Work to be completed: Show every line in the records below that contains the word "into".

Extracted records:
==================================================

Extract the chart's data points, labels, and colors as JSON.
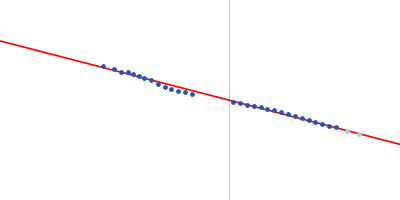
{
  "background_color": "#ffffff",
  "vertical_line_x": 0.0,
  "vertical_line_color": "#aaccee",
  "line_slope": -0.13,
  "line_intercept": 0.0,
  "line_color": "#ff0000",
  "line_width": 1.2,
  "points": [
    [
      -0.55,
      0.075
    ],
    [
      -0.5,
      0.068
    ],
    [
      -0.47,
      0.062
    ],
    [
      -0.44,
      0.062
    ],
    [
      -0.42,
      0.057
    ],
    [
      -0.39,
      0.052
    ],
    [
      -0.37,
      0.048
    ],
    [
      -0.34,
      0.045
    ],
    [
      -0.31,
      0.035
    ],
    [
      -0.28,
      0.028
    ],
    [
      -0.25,
      0.024
    ],
    [
      -0.22,
      0.02
    ],
    [
      -0.19,
      0.017
    ],
    [
      -0.16,
      0.014
    ],
    [
      0.02,
      -0.004
    ],
    [
      0.05,
      -0.007
    ],
    [
      0.08,
      -0.01
    ],
    [
      0.11,
      -0.013
    ],
    [
      0.14,
      -0.016
    ],
    [
      0.17,
      -0.02
    ],
    [
      0.2,
      -0.023
    ],
    [
      0.23,
      -0.026
    ],
    [
      0.26,
      -0.031
    ],
    [
      0.29,
      -0.036
    ],
    [
      0.32,
      -0.04
    ],
    [
      0.35,
      -0.043
    ],
    [
      0.38,
      -0.048
    ],
    [
      0.41,
      -0.052
    ],
    [
      0.44,
      -0.057
    ],
    [
      0.47,
      -0.06
    ]
  ],
  "faded_points": [
    [
      0.52,
      -0.068
    ],
    [
      0.57,
      -0.075
    ]
  ],
  "point_color": "#2255bb",
  "point_size": 12,
  "faded_point_color": "#aaccdd",
  "faded_point_size": 12,
  "xlim": [
    -1.0,
    0.75
  ],
  "ylim": [
    -0.22,
    0.22
  ],
  "figsize": [
    4.0,
    2.0
  ],
  "dpi": 100
}
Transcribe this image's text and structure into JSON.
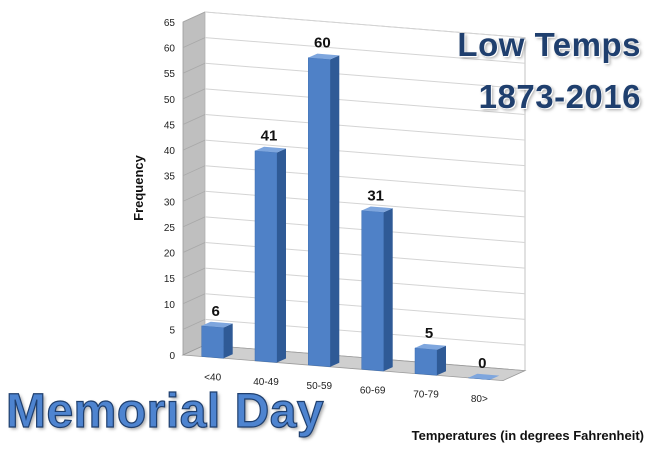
{
  "header": {
    "title_line1": "Low Temps",
    "title_line2": "1873-2016"
  },
  "caption": "Memorial Day",
  "chart_data": {
    "type": "bar",
    "categories": [
      "<40",
      "40-49",
      "50-59",
      "60-69",
      "70-79",
      "80>"
    ],
    "values": [
      6,
      41,
      60,
      31,
      5,
      0
    ],
    "data_labels": [
      "6",
      "41",
      "60",
      "31",
      "5",
      "0"
    ],
    "xlabel": "Temperatures (in degrees Fahrenheit)",
    "ylabel": "Frequency",
    "ylim": [
      0,
      65
    ],
    "yticks": [
      0,
      5,
      10,
      15,
      20,
      25,
      30,
      35,
      40,
      45,
      50,
      55,
      60,
      65
    ],
    "grid": true,
    "style": "3d-perspective",
    "colors": {
      "bar_front": "#4f81c7",
      "bar_side": "#2f5a96",
      "bar_top": "#7ea6de",
      "gridline": "#d4d4d4",
      "back_wall": "#ffffff",
      "side_wall": "#bfbfbf",
      "floor": "#cfcfcf"
    }
  }
}
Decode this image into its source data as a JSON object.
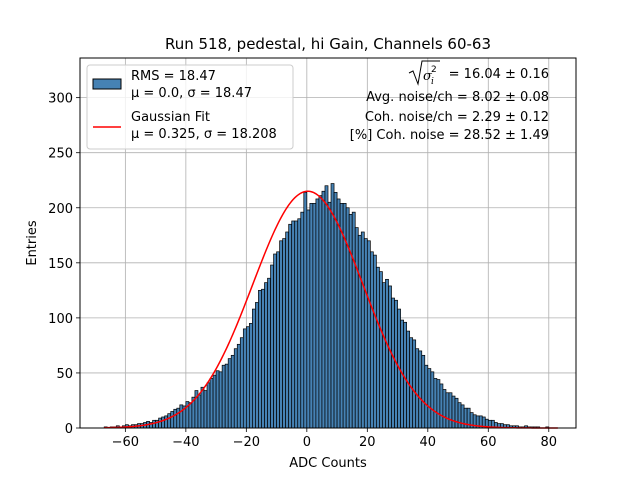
{
  "chart_data": {
    "type": "bar",
    "title": "Run 518, pedestal, hi Gain, Channels 60-63",
    "xlabel": "ADC Counts",
    "ylabel": "Entries",
    "xlim": [
      -75,
      89
    ],
    "ylim": [
      0,
      336
    ],
    "xticks": [
      -60,
      -40,
      -20,
      0,
      20,
      40,
      60,
      80
    ],
    "yticks": [
      0,
      50,
      100,
      150,
      200,
      250,
      300
    ],
    "grid": true,
    "bin_width": 1,
    "histogram": {
      "name": "RMS = 18.47",
      "stats_label": "μ = 0.0, σ = 18.47",
      "color": "#4682b4",
      "edge_color": "#000000",
      "bin_start": -67,
      "counts": [
        1,
        0,
        1,
        1,
        2,
        1,
        2,
        3,
        2,
        3,
        3,
        4,
        4,
        5,
        6,
        5,
        7,
        7,
        9,
        10,
        11,
        13,
        15,
        17,
        18,
        21,
        20,
        24,
        23,
        28,
        34,
        30,
        37,
        34,
        41,
        45,
        48,
        52,
        51,
        57,
        58,
        63,
        66,
        72,
        76,
        82,
        90,
        92,
        95,
        108,
        114,
        125,
        126,
        132,
        136,
        148,
        158,
        160,
        170,
        172,
        178,
        185,
        188,
        188,
        190,
        196,
        214,
        198,
        204,
        204,
        208,
        211,
        215,
        220,
        205,
        222,
        214,
        208,
        204,
        204,
        200,
        194,
        196,
        182,
        175,
        178,
        172,
        170,
        160,
        157,
        146,
        142,
        132,
        135,
        129,
        118,
        116,
        108,
        98,
        96,
        88,
        82,
        80,
        72,
        70,
        66,
        57,
        54,
        51,
        45,
        44,
        40,
        35,
        32,
        32,
        29,
        27,
        23,
        21,
        18,
        18,
        14,
        12,
        11,
        11,
        10,
        8,
        7,
        7,
        5,
        4,
        4,
        3,
        3,
        2,
        2,
        2,
        1,
        1,
        2,
        1,
        1,
        1,
        1,
        0,
        0,
        1,
        0,
        0,
        0,
        0
      ]
    },
    "fit": {
      "name": "Gaussian Fit",
      "stats_label": "μ = 0.325, σ = 18.208",
      "type": "gaussian",
      "mu": 0.325,
      "sigma": 18.208,
      "amplitude": 215,
      "x_range": [
        -67,
        83
      ],
      "color": "#ff0000"
    },
    "legend_position": "upper left",
    "annotations": {
      "sigma_value": "= 16.04 ± 0.16",
      "avg_noise": "Avg. noise/ch = 8.02 ± 0.08",
      "coh_noise": "Coh. noise/ch = 2.29 ± 0.12",
      "coh_percent": "[%] Coh. noise = 28.52 ± 1.49"
    }
  }
}
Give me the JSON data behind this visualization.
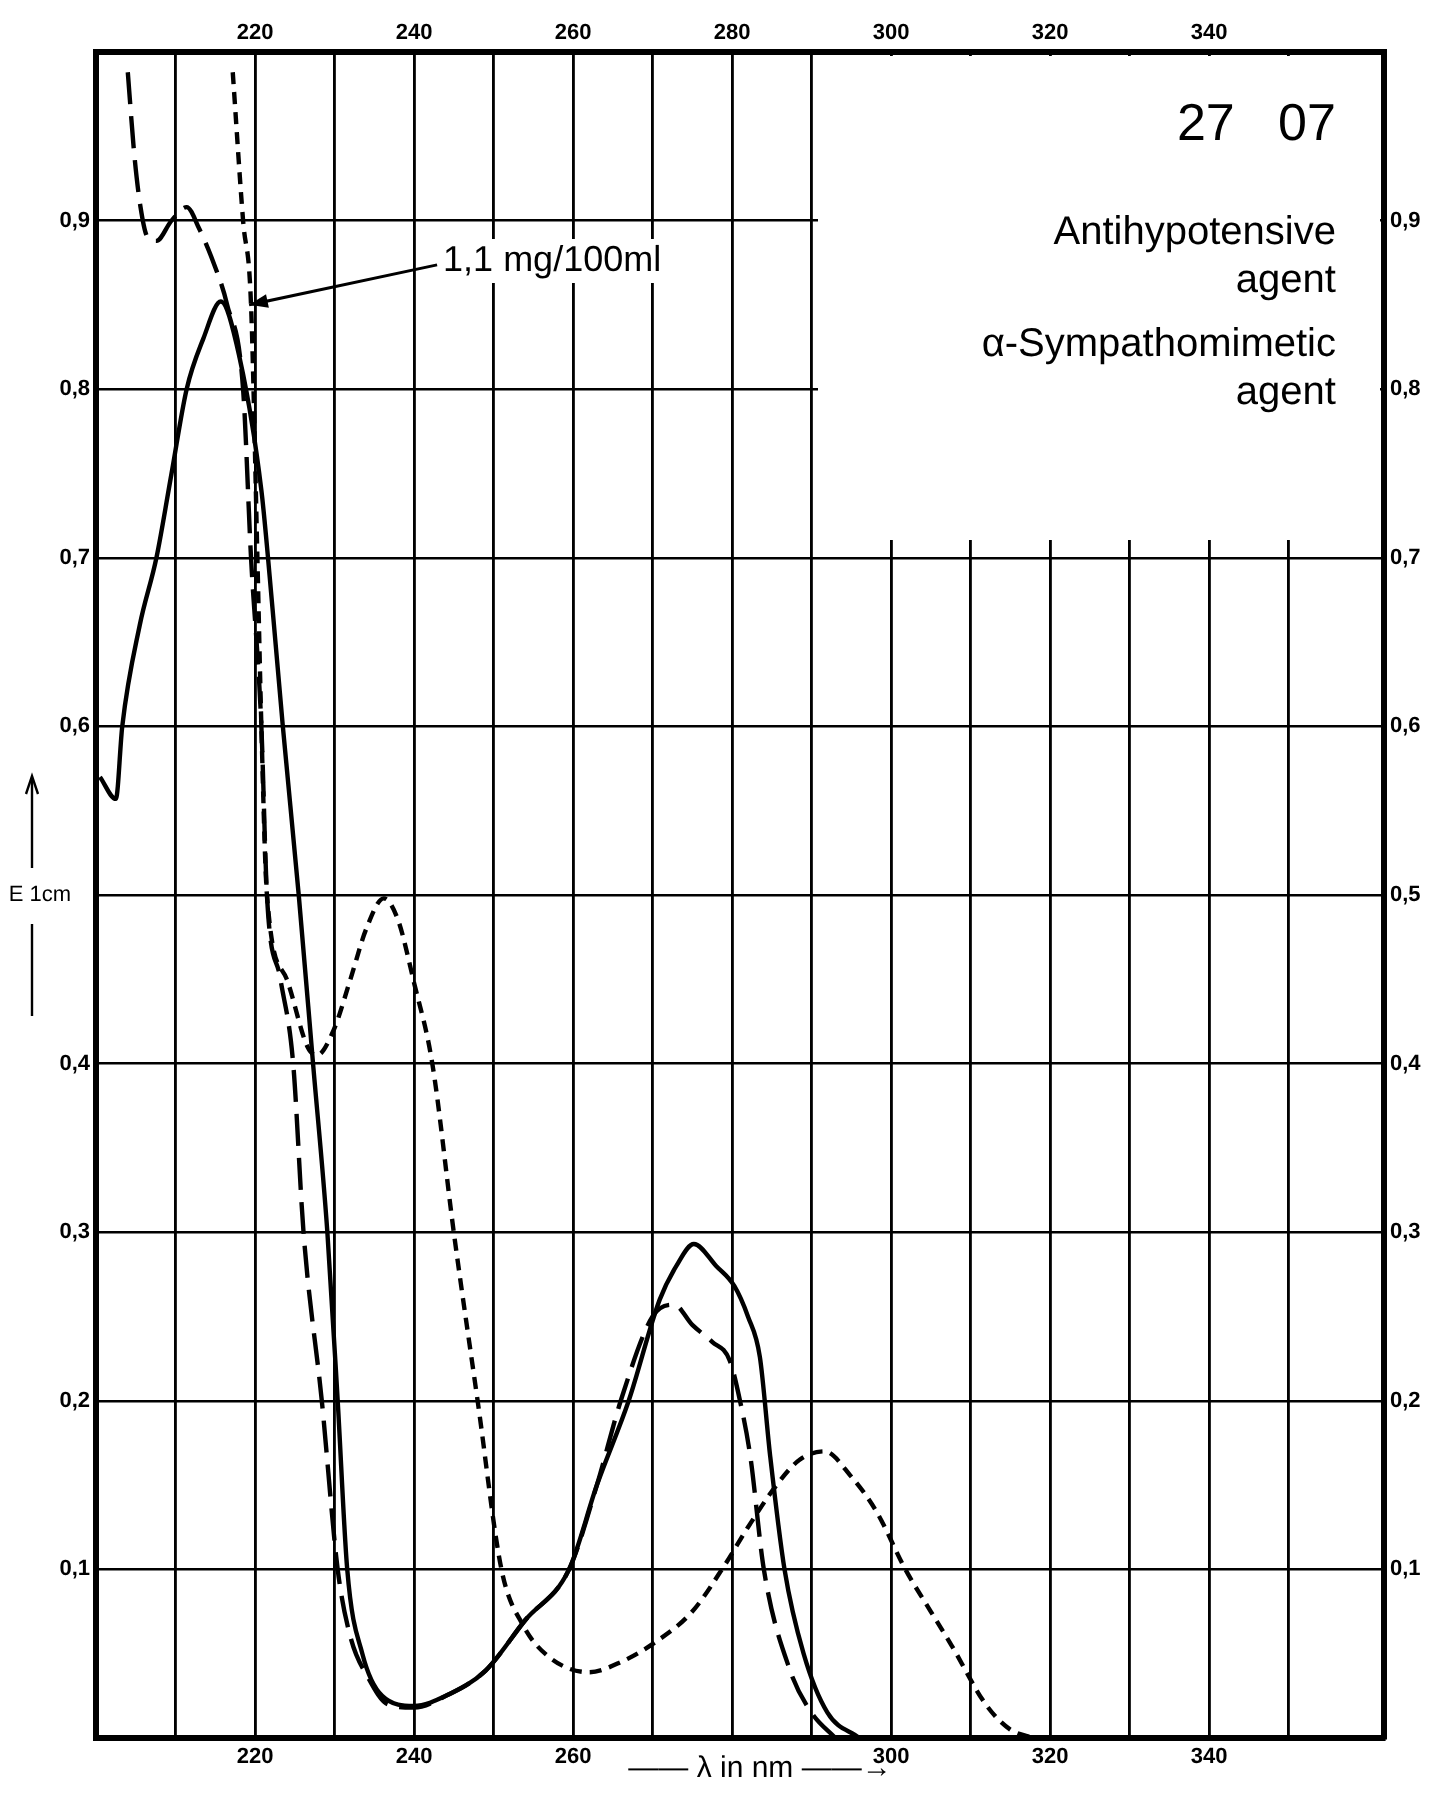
{
  "chart_data": {
    "type": "line",
    "xlabel": "—— λ in nm ——→",
    "ylabel": "E 1cm",
    "annotations": [
      {
        "text": "1,1 mg/100ml",
        "x": 218.5,
        "y": 0.85
      },
      "27   07",
      "Antihypotensive\nagent",
      "α-Sympathomimetic\nagent"
    ],
    "xlim": [
      200,
      362
    ],
    "ylim": [
      0,
      1
    ],
    "x2lim": [
      200,
      362
    ],
    "y2lim": [
      0,
      1
    ],
    "xticks": [
      {
        "value": 210,
        "label": null
      },
      220,
      {
        "value": 230,
        "label": null
      },
      240,
      {
        "value": 250,
        "label": null
      },
      260,
      {
        "value": 270,
        "label": null
      },
      {
        "value": 280,
        "label": null
      },
      {
        "value": 290,
        "label": null
      },
      300,
      {
        "value": 310,
        "label": null
      },
      320,
      {
        "value": 330,
        "label": null
      },
      340,
      {
        "value": 350,
        "label": null
      }
    ],
    "x2ticks": [
      {
        "value": 210,
        "label": null
      },
      220,
      {
        "value": 230,
        "label": null
      },
      240,
      {
        "value": 250,
        "label": null
      },
      260,
      {
        "value": 270,
        "label": null
      },
      280,
      {
        "value": 290,
        "label": null
      },
      300,
      {
        "value": 310,
        "label": null
      },
      320,
      {
        "value": 330,
        "label": null
      },
      340,
      {
        "value": 350,
        "label": null
      }
    ],
    "yticks": [
      {
        "value": 0.1,
        "label": "0,1"
      },
      {
        "value": 0.2,
        "label": "0,2"
      },
      {
        "value": 0.3,
        "label": "0,3"
      },
      {
        "value": 0.4,
        "label": "0,4"
      },
      {
        "value": 0.5,
        "label": null
      },
      {
        "value": 0.6,
        "label": "0,6"
      },
      {
        "value": 0.7,
        "label": "0,7"
      },
      {
        "value": 0.8,
        "label": "0,8"
      },
      {
        "value": 0.9,
        "label": "0,9"
      }
    ],
    "y2ticks": [
      {
        "value": 0.1,
        "label": "0,1"
      },
      {
        "value": 0.2,
        "label": "0,2"
      },
      {
        "value": 0.3,
        "label": "0,3"
      },
      {
        "value": 0.4,
        "label": "0,4"
      },
      {
        "value": 0.5,
        "label": "0,5"
      },
      {
        "value": 0.6,
        "label": "0,6"
      },
      {
        "value": 0.7,
        "label": "0,7"
      },
      {
        "value": 0.8,
        "label": "0,8"
      },
      {
        "value": 0.9,
        "label": "0,9"
      }
    ],
    "grid": true,
    "legend": false,
    "marker": "none",
    "series": [
      {
        "color": "#000000",
        "line_style": "solid",
        "x": [
          200.5,
          202.5,
          203.3,
          205.5,
          207.6,
          209.5,
          211.4,
          213.5,
          215.7,
          218,
          220.8,
          222.2,
          223.5,
          225.5,
          227.3,
          229.1,
          230.4,
          231.6,
          233.5,
          236,
          240,
          244,
          249,
          254,
          259.5,
          263,
          267,
          270.9,
          273,
          275.2,
          278,
          280.3,
          282,
          283.5,
          284.8,
          286.6,
          289,
          292,
          296
        ],
        "values": [
          0.57,
          0.557,
          0.6,
          0.66,
          0.7,
          0.75,
          0.8,
          0.83,
          0.852,
          0.82,
          0.74,
          0.67,
          0.6,
          0.5,
          0.4,
          0.3,
          0.2,
          0.1,
          0.05,
          0.025,
          0.019,
          0.025,
          0.04,
          0.07,
          0.1,
          0.15,
          0.2,
          0.26,
          0.28,
          0.293,
          0.28,
          0.268,
          0.25,
          0.226,
          0.167,
          0.1,
          0.05,
          0.015,
          0
        ]
      },
      {
        "color": "#000000",
        "line_style": "dashed",
        "x": [
          204,
          204.8,
          205.6,
          206.5,
          207.6,
          209.5,
          211.4,
          213,
          214.7,
          216.5,
          218.5,
          219.5,
          220.8,
          221.5,
          223.2,
          224.8,
          226.1,
          228.4,
          230.4,
          232,
          234.2,
          236.7,
          240,
          244,
          249,
          254,
          259.5,
          263,
          266,
          270,
          272.7,
          275,
          277.5,
          279.7,
          281,
          282.3,
          284,
          287.3,
          290,
          293
        ],
        "values": [
          0.988,
          0.94,
          0.908,
          0.89,
          0.888,
          0.9,
          0.908,
          0.895,
          0.876,
          0.85,
          0.8,
          0.7,
          0.6,
          0.5,
          0.45,
          0.4,
          0.3,
          0.2,
          0.1,
          0.06,
          0.036,
          0.02,
          0.018,
          0.025,
          0.04,
          0.07,
          0.1,
          0.15,
          0.2,
          0.25,
          0.257,
          0.245,
          0.235,
          0.224,
          0.2,
          0.167,
          0.1,
          0.04,
          0.015,
          0
        ]
      },
      {
        "color": "#000000",
        "line_style": "dotted",
        "x": [
          217.2,
          218.5,
          219.5,
          220.3,
          220.8,
          221.5,
          224,
          226.6,
          227.8,
          229.9,
          232,
          234,
          236.2,
          238,
          240,
          242.3,
          245,
          248,
          251,
          253.7,
          257,
          262,
          266,
          270.4,
          275,
          279,
          282,
          285.6,
          288.5,
          291.6,
          295,
          298.2,
          301.8,
          305,
          307.6,
          311.9,
          315,
          318
        ],
        "values": [
          0.988,
          0.9,
          0.85,
          0.7,
          0.6,
          0.5,
          0.45,
          0.41,
          0.405,
          0.42,
          0.45,
          0.48,
          0.498,
          0.485,
          0.448,
          0.4,
          0.3,
          0.2,
          0.1,
          0.067,
          0.048,
          0.039,
          0.045,
          0.057,
          0.075,
          0.102,
          0.125,
          0.15,
          0.165,
          0.17,
          0.155,
          0.134,
          0.1,
          0.075,
          0.055,
          0.02,
          0.005,
          0
        ]
      }
    ]
  }
}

==================================================

Complete response:
Transcribe this image's text and structure into JSON.
Decode this image into its source data as a JSON object.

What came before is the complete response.